§ **Directions for this task**:
Among the entries below, find each line with "that" and show it.
*** Opening of Exercise data ***
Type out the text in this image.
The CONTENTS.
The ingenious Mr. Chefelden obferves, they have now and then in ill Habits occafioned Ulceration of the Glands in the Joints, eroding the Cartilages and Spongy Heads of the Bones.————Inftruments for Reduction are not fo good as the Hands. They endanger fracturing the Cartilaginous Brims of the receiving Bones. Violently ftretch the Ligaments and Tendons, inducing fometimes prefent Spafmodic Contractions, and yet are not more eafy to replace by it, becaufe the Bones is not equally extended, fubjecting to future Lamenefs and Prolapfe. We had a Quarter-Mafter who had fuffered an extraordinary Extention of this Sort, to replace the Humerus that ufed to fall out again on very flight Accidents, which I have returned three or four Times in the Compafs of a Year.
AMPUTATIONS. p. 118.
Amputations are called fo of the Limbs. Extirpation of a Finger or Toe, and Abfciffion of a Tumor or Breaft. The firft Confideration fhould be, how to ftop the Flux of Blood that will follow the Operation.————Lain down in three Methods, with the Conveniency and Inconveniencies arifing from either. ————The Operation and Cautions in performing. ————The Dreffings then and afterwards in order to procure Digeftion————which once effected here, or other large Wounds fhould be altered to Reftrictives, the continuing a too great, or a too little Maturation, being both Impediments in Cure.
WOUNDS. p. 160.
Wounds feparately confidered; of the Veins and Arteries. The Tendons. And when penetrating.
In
*** Close of Exercise data ***
§ **Exercise result**:
The ingenious Mr. Chefelden obferves, they have now and then in ill Habits occafioned Ulceration of the Glands in the Joints, eroding the Cartilages and Spongy Heads of the Bones.————Inftruments for Reduction are not fo good as the Hands. They endanger fracturing the Cartilaginous Brims of the receiving Bones. Violently ftretch the Ligaments and Tendons, inducing fometimes prefent Spafmodic Contractions, and yet are not more eafy to replace by it, becaufe the Bones is not equally extended, fubjecting to future Lamenefs and Prolapfe. We had a Quarter-Mafter who had fuffered an extraordinary Extention of this Sort, to replace the Humerus that ufed to fall out again on very flight Accidents, which I have returned three or four Times in the Compafs of a Year.
Amputations are called fo of the Limbs. Extirpation of a Finger or Toe, and Abfciffion of a Tumor or Breaft. The firft Confideration fhould be, how to ftop the Flux of Blood that will follow the Operation.————Lain down in three Methods, with the Conveniency and Inconveniencies arifing from either. ————The Operation and Cautions in performing. ————The Dreffings then and afterwards in order to procure Digeftion————which once effected here, or other large Wounds fhould be altered to Reftrictives, the continuing a too great, or a too little Maturation, being both Impediments in Cure.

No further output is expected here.